Print every line of the material below word for word, but leave out the picture lines.

* [Box annotation data]:

++++++

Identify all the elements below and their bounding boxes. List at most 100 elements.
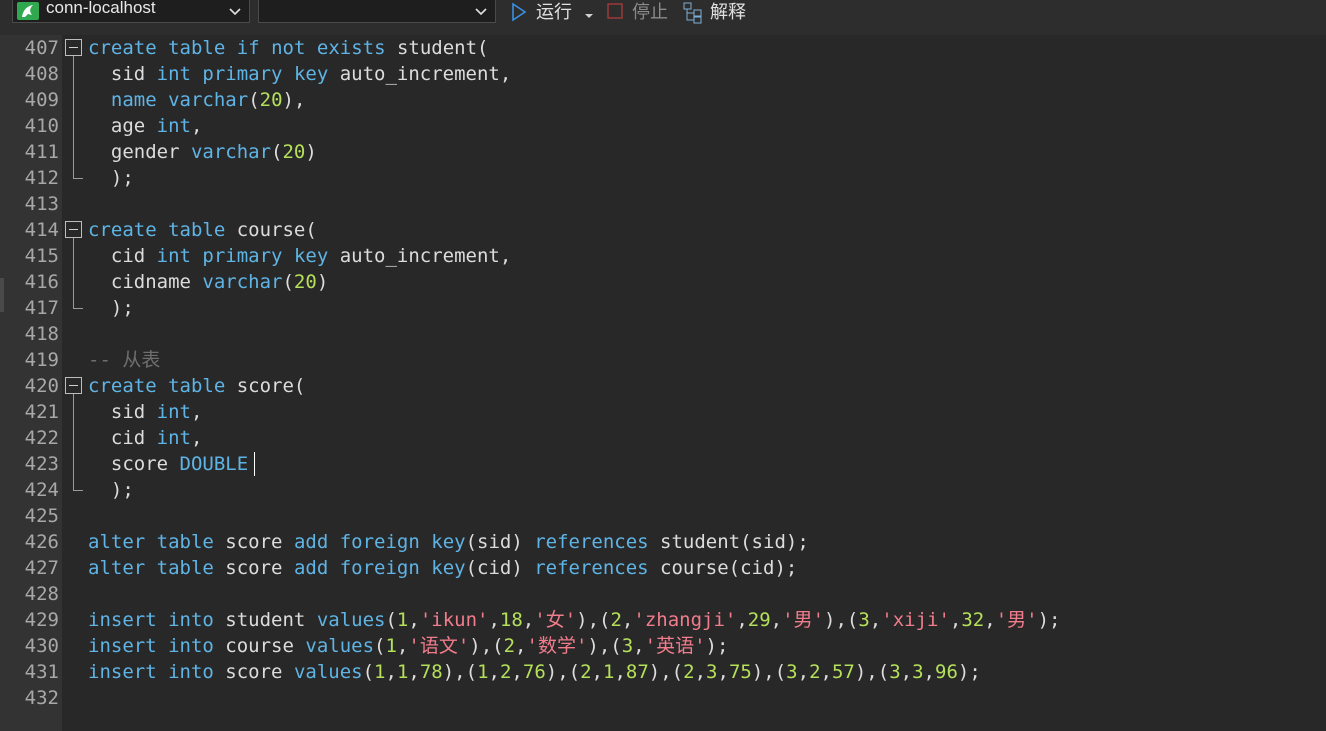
- code-line[interactable]: cid int primary key auto_increment,: [88, 243, 511, 269]
- code-line[interactable]: create table score(: [88, 373, 305, 399]
- line-number: 408: [24, 63, 59, 85]
- code-token: );: [957, 661, 981, 683]
- line-number: 421: [24, 401, 59, 423]
- code-line[interactable]: gender varchar(20): [88, 139, 317, 165]
- line-number: 419: [24, 349, 59, 371]
- connection-select[interactable]: conn-localhost: [12, 0, 250, 23]
- code-token: );: [88, 297, 134, 319]
- play-icon: [512, 2, 527, 22]
- code-line[interactable]: insert into score values(1,1,78),(1,2,76…: [88, 659, 981, 685]
- keyword-token: varchar: [202, 271, 283, 293]
- code-line[interactable]: sid int primary key auto_increment,: [88, 61, 511, 87]
- code-line[interactable]: );: [88, 165, 134, 191]
- code-token: ,: [190, 115, 203, 137]
- fold-collapse-icon[interactable]: [65, 221, 82, 238]
- fold-collapse-icon[interactable]: [65, 377, 82, 394]
- code-token: ),(: [587, 635, 622, 657]
- keyword-token: key: [431, 557, 466, 579]
- code-token: ,: [385, 661, 397, 683]
- code-token: ,: [770, 609, 783, 631]
- string-token: '英语': [644, 635, 706, 657]
- keyword-token: values: [305, 635, 375, 657]
- toolbar: conn-localhost 运行 停止 解释: [0, 0, 1326, 35]
- keyword-token: primary: [202, 63, 283, 85]
- code-token: );: [88, 167, 134, 189]
- code-line[interactable]: create table course(: [88, 217, 317, 243]
- code-token: sid: [88, 63, 157, 85]
- line-number: 410: [24, 115, 59, 137]
- code-line[interactable]: age int,: [88, 113, 203, 139]
- keyword-token: key: [293, 245, 329, 267]
- line-number: 424: [24, 479, 59, 501]
- code-line[interactable]: name varchar(20),: [88, 87, 306, 113]
- number-token: 1: [477, 661, 489, 683]
- keyword-token: int: [156, 63, 191, 85]
- code-token: ,: [522, 609, 535, 631]
- keyword-token: table: [168, 375, 226, 397]
- code-token: ,: [736, 609, 748, 631]
- code-line[interactable]: );: [88, 295, 134, 321]
- code-token: ,: [408, 661, 420, 683]
- line-number: 414: [24, 219, 59, 241]
- code-line[interactable]: insert into student values(1,'ikun',18,'…: [88, 607, 1060, 633]
- string-token: '语文': [408, 635, 470, 657]
- code-token: ,: [949, 609, 962, 631]
- number-token: 20: [293, 271, 317, 293]
- fold-end-marker: [73, 490, 83, 491]
- code-token: ),(: [576, 609, 611, 631]
- code-token: ,: [614, 661, 626, 683]
- line-number: 411: [24, 141, 59, 163]
- fold-end-marker: [73, 178, 83, 179]
- database-select[interactable]: [258, 0, 496, 23]
- code-token: (: [271, 141, 283, 163]
- chevron-down-icon: [475, 8, 487, 16]
- code-token: ,: [190, 401, 203, 423]
- keyword-token: exists: [316, 37, 386, 59]
- number-token: 2: [809, 661, 821, 683]
- keyword-token: create: [88, 37, 157, 59]
- fold-collapse-icon[interactable]: [65, 39, 82, 56]
- string-token: 'ikun': [419, 609, 489, 631]
- fold-end-marker: [73, 308, 83, 309]
- database-icon: [17, 2, 39, 20]
- code-line[interactable]: cidname varchar(20): [88, 269, 328, 295]
- run-dropdown-icon[interactable]: [583, 4, 595, 28]
- keyword-token: alter: [88, 557, 146, 579]
- code-token: ),(: [854, 661, 890, 683]
- code-line[interactable]: alter table score add foreign key(sid) r…: [88, 529, 809, 555]
- number-token: 78: [419, 661, 443, 683]
- number-token: 20: [282, 141, 306, 163]
- code-token: ,: [797, 661, 810, 683]
- code-line[interactable]: sid int,: [88, 399, 203, 425]
- number-token: 3: [706, 661, 718, 683]
- code-token: ,: [923, 661, 935, 683]
- code-line[interactable]: insert into course values(1,'语文'),(2,'数学…: [88, 633, 728, 659]
- fold-guide: [73, 238, 74, 308]
- string-token: 'zhangji': [633, 609, 737, 631]
- code-line[interactable]: alter table score add foreign key(cid) r…: [88, 555, 797, 581]
- connection-name: conn-localhost: [46, 0, 156, 17]
- code-token: course: [213, 635, 306, 657]
- code-line[interactable]: cid int,: [88, 425, 203, 451]
- string-token: '女': [534, 609, 577, 631]
- number-token: 75: [728, 661, 752, 683]
- code-token: ,: [869, 609, 882, 631]
- line-number: 426: [24, 531, 59, 553]
- keyword-token: add: [293, 531, 329, 553]
- line-number: 413: [24, 193, 59, 215]
- code-line[interactable]: );: [88, 477, 134, 503]
- code-line[interactable]: create table if not exists student(: [88, 35, 488, 61]
- code-line[interactable]: -- 从表: [88, 347, 160, 373]
- keyword-token: foreign: [339, 531, 420, 553]
- code-line[interactable]: score DOUBLE: [88, 451, 248, 477]
- keyword-token: insert: [88, 661, 157, 683]
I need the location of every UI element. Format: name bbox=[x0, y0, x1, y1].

++++++

* [SOLUTION]:
Identify all the elements below and their bounding boxes. List at most 100 elements.
- code-line[interactable]: cid int primary key auto_increment,: [88, 243, 511, 269]
- code-line[interactable]: create table score(: [88, 373, 305, 399]
- line-number: 408: [24, 63, 59, 85]
- code-token: );: [957, 661, 981, 683]
- line-number: 421: [24, 401, 59, 423]
- code-line[interactable]: gender varchar(20): [88, 139, 317, 165]
- line-number: 419: [24, 349, 59, 371]
- connection-select[interactable]: conn-localhost: [12, 0, 250, 23]
- code-token: );: [88, 297, 134, 319]
- play-icon: [512, 2, 527, 22]
- code-line[interactable]: insert into score values(1,1,78),(1,2,76…: [88, 659, 981, 685]
- keyword-token: varchar: [202, 271, 283, 293]
- code-line[interactable]: sid int primary key auto_increment,: [88, 61, 511, 87]
- code-line[interactable]: );: [88, 165, 134, 191]
- code-token: ,: [190, 115, 203, 137]
- fold-collapse-icon[interactable]: [65, 221, 82, 238]
- fold-collapse-icon[interactable]: [65, 377, 82, 394]
- code-token: ),(: [587, 635, 622, 657]
- keyword-token: key: [431, 557, 466, 579]
- code-token: ,: [385, 661, 397, 683]
- code-token: ,: [770, 609, 783, 631]
- string-token: '英语': [644, 635, 706, 657]
- keyword-token: values: [305, 635, 375, 657]
- toolbar: conn-localhost 运行 停止 解释: [0, 0, 1326, 35]
- keyword-token: primary: [202, 63, 283, 85]
- code-token: );: [88, 167, 134, 189]
- code-line[interactable]: create table course(: [88, 217, 317, 243]
- code-token: sid: [88, 63, 157, 85]
- line-number: 410: [24, 115, 59, 137]
- code-line[interactable]: age int,: [88, 113, 203, 139]
- keyword-token: key: [293, 245, 329, 267]
- line-number: 424: [24, 479, 59, 501]
- code-line[interactable]: name varchar(20),: [88, 87, 306, 113]
- number-token: 1: [477, 661, 489, 683]
- keyword-token: int: [156, 63, 191, 85]
- code-token: ,: [522, 609, 535, 631]
- keyword-token: table: [168, 375, 226, 397]
- code-token: ,: [736, 609, 748, 631]
- code-line[interactable]: );: [88, 295, 134, 321]
- code-token: ,: [408, 661, 420, 683]
- line-number: 414: [24, 219, 59, 241]
- code-line[interactable]: insert into student values(1,'ikun',18,'…: [88, 607, 1060, 633]
- string-token: '语文': [408, 635, 470, 657]
- code-token: ,: [949, 609, 962, 631]
- number-token: 20: [293, 271, 317, 293]
- fold-end-marker: [73, 490, 83, 491]
- code-token: ),(: [576, 609, 611, 631]
- code-token: ,: [614, 661, 626, 683]
- line-number: 411: [24, 141, 59, 163]
- fold-end-marker: [73, 178, 83, 179]
- database-select[interactable]: [258, 0, 496, 23]
- code-token: (: [271, 141, 283, 163]
- chevron-down-icon: [475, 8, 487, 16]
- code-token: ,: [190, 401, 203, 423]
- keyword-token: exists: [316, 37, 386, 59]
- number-token: 2: [809, 661, 821, 683]
- keyword-token: create: [88, 37, 157, 59]
- fold-collapse-icon[interactable]: [65, 39, 82, 56]
- string-token: 'ikun': [419, 609, 489, 631]
- fold-end-marker: [73, 308, 83, 309]
- database-icon: [17, 2, 39, 20]
- code-line[interactable]: cidname varchar(20): [88, 269, 328, 295]
- run-dropdown-icon[interactable]: [583, 4, 595, 28]
- keyword-token: alter: [88, 557, 146, 579]
- code-token: ),(: [854, 661, 890, 683]
- code-line[interactable]: alter table score add foreign key(sid) r…: [88, 529, 809, 555]
- number-token: 78: [419, 661, 443, 683]
- number-token: 20: [282, 141, 306, 163]
- code-token: ,: [797, 661, 810, 683]
- code-line[interactable]: sid int,: [88, 399, 203, 425]
- number-token: 3: [706, 661, 718, 683]
- code-token: ,: [923, 661, 935, 683]
- code-line[interactable]: insert into course values(1,'语文'),(2,'数学…: [88, 633, 728, 659]
- fold-guide: [73, 238, 74, 308]
- string-token: 'zhangji': [633, 609, 737, 631]
- code-line[interactable]: alter table score add foreign key(cid) r…: [88, 555, 797, 581]
- connection-name: conn-localhost: [46, 0, 156, 17]
- code-token: course: [213, 635, 306, 657]
- code-line[interactable]: cid int,: [88, 425, 203, 451]
- string-token: '女': [534, 609, 577, 631]
- number-token: 75: [728, 661, 752, 683]
- code-token: ,: [869, 609, 882, 631]
- line-number: 426: [24, 531, 59, 553]
- keyword-token: add: [293, 531, 329, 553]
- line-number: 413: [24, 193, 59, 215]
- code-line[interactable]: );: [88, 477, 134, 503]
- code-line[interactable]: create table if not exists student(: [88, 35, 488, 61]
- code-line[interactable]: -- 从表: [88, 347, 160, 373]
- keyword-token: foreign: [339, 531, 420, 553]
- code-line[interactable]: score DOUBLE: [88, 451, 248, 477]
- keyword-token: insert: [88, 661, 157, 683]
I need the location of every UI element. Format: name bbox=[x0, y0, x1, y1].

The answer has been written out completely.